(Data listing)

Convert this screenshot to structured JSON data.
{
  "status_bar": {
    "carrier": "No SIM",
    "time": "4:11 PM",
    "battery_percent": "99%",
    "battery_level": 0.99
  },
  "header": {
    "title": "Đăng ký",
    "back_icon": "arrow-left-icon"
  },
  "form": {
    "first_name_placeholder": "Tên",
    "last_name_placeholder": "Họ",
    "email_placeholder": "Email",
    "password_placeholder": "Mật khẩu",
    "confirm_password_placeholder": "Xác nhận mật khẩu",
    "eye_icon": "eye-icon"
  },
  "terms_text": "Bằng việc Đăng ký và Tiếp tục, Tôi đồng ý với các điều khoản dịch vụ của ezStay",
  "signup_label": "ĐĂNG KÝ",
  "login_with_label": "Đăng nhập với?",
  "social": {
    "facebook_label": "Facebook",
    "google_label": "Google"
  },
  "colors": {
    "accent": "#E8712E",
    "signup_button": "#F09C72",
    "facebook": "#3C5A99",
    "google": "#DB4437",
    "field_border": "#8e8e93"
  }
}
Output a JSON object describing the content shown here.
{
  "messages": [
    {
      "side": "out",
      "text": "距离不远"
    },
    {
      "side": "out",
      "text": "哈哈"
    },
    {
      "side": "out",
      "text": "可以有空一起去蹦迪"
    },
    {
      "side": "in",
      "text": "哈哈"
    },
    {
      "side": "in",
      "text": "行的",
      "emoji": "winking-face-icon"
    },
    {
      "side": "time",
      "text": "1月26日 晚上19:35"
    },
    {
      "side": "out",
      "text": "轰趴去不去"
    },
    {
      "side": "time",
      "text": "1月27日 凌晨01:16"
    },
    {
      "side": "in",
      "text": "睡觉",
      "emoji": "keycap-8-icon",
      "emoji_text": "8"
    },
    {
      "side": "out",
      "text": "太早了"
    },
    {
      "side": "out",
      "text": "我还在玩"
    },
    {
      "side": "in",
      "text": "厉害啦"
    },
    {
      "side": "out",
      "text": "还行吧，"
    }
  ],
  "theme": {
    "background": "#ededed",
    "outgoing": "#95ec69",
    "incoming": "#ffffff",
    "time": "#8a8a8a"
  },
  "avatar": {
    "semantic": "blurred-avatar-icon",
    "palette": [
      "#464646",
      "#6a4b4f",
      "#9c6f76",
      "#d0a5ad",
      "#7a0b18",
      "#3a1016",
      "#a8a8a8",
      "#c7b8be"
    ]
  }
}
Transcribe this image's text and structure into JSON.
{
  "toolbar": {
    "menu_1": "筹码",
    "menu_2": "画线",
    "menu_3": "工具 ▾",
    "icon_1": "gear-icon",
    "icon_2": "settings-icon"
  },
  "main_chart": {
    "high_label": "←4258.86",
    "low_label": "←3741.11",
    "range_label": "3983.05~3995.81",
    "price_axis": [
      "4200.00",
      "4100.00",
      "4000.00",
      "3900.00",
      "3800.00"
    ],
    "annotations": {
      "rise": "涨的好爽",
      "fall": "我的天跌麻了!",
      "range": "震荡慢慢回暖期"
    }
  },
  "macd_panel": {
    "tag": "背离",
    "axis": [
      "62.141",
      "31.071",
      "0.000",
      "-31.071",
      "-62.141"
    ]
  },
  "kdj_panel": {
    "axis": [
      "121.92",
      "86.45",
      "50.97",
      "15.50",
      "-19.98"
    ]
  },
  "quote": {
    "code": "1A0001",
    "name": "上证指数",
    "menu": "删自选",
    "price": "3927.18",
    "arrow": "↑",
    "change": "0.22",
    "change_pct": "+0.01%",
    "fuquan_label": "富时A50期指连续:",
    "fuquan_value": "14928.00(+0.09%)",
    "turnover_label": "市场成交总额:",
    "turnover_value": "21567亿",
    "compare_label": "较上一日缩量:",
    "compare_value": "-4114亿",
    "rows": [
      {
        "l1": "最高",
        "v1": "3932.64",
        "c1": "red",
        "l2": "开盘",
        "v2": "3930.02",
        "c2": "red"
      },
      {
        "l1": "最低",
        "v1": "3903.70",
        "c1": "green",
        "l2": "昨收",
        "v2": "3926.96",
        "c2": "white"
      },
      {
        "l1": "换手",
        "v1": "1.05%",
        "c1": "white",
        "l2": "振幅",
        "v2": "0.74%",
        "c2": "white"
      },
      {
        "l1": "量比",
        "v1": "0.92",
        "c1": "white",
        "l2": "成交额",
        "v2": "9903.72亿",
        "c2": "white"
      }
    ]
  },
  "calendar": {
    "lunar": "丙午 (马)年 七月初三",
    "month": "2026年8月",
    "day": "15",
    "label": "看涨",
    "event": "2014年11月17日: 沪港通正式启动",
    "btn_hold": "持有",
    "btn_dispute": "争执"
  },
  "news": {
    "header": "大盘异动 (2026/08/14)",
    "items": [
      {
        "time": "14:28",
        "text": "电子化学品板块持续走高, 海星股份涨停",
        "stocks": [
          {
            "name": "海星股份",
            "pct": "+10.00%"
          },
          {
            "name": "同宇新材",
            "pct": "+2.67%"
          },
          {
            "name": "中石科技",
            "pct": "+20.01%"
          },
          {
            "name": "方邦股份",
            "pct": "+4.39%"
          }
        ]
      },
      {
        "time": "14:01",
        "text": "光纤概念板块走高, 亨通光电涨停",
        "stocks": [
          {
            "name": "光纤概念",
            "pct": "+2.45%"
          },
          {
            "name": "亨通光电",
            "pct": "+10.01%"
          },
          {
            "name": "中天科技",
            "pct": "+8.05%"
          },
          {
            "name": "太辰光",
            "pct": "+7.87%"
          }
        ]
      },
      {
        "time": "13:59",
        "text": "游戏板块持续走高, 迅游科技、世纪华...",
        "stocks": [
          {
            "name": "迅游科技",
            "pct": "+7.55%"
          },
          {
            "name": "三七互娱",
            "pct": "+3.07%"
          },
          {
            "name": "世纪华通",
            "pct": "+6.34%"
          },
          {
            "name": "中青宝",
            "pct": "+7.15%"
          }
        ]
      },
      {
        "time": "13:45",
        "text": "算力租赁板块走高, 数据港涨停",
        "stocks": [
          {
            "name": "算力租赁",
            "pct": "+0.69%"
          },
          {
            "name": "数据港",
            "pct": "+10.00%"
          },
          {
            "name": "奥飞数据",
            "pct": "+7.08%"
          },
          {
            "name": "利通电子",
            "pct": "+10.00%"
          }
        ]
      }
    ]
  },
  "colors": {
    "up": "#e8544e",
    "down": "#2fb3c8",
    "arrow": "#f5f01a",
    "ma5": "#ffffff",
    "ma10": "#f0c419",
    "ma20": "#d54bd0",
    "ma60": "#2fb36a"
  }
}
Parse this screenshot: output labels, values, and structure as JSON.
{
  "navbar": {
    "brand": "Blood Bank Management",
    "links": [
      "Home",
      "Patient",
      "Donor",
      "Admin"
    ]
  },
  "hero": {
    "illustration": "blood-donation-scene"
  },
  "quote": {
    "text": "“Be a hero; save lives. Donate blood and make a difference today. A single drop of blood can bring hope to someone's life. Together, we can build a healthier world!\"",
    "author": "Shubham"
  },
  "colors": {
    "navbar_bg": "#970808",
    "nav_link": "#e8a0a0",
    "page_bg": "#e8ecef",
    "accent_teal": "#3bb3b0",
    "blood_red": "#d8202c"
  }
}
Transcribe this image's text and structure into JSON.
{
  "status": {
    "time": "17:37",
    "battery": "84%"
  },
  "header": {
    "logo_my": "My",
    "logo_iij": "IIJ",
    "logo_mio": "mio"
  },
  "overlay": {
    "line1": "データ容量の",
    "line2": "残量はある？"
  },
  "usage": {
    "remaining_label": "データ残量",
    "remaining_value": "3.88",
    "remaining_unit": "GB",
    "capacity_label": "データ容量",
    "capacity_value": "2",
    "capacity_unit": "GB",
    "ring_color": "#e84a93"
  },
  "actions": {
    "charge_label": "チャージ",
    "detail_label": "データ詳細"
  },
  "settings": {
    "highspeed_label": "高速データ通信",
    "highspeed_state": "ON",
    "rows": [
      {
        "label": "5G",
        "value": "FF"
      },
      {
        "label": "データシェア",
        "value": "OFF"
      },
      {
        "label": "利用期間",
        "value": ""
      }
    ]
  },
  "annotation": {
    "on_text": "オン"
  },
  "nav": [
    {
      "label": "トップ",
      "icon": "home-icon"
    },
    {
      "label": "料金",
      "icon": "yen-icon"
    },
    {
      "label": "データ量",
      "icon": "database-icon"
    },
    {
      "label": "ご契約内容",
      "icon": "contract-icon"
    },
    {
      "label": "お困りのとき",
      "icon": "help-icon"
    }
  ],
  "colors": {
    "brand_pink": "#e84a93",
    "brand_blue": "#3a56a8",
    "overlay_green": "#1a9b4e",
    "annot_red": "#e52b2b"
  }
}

> WORK TO BE COMPLETED: Find and copy every line in the entries above where the string "icon" occurs.

> EXERCISE RESULT:
    "back_icon": "arrow-left-icon"
    "eye_icon": "eye-icon"
      "emoji": "winking-face-icon"
      "emoji": "keycap-8-icon",
    "semantic": "blurred-avatar-icon",
    "icon_1": "gear-icon",
    "icon_2": "settings-icon"
      "icon": "home-icon"
      "icon": "yen-icon"
      "icon": "database-icon"
      "icon": "contract-icon"
      "icon": "help-icon"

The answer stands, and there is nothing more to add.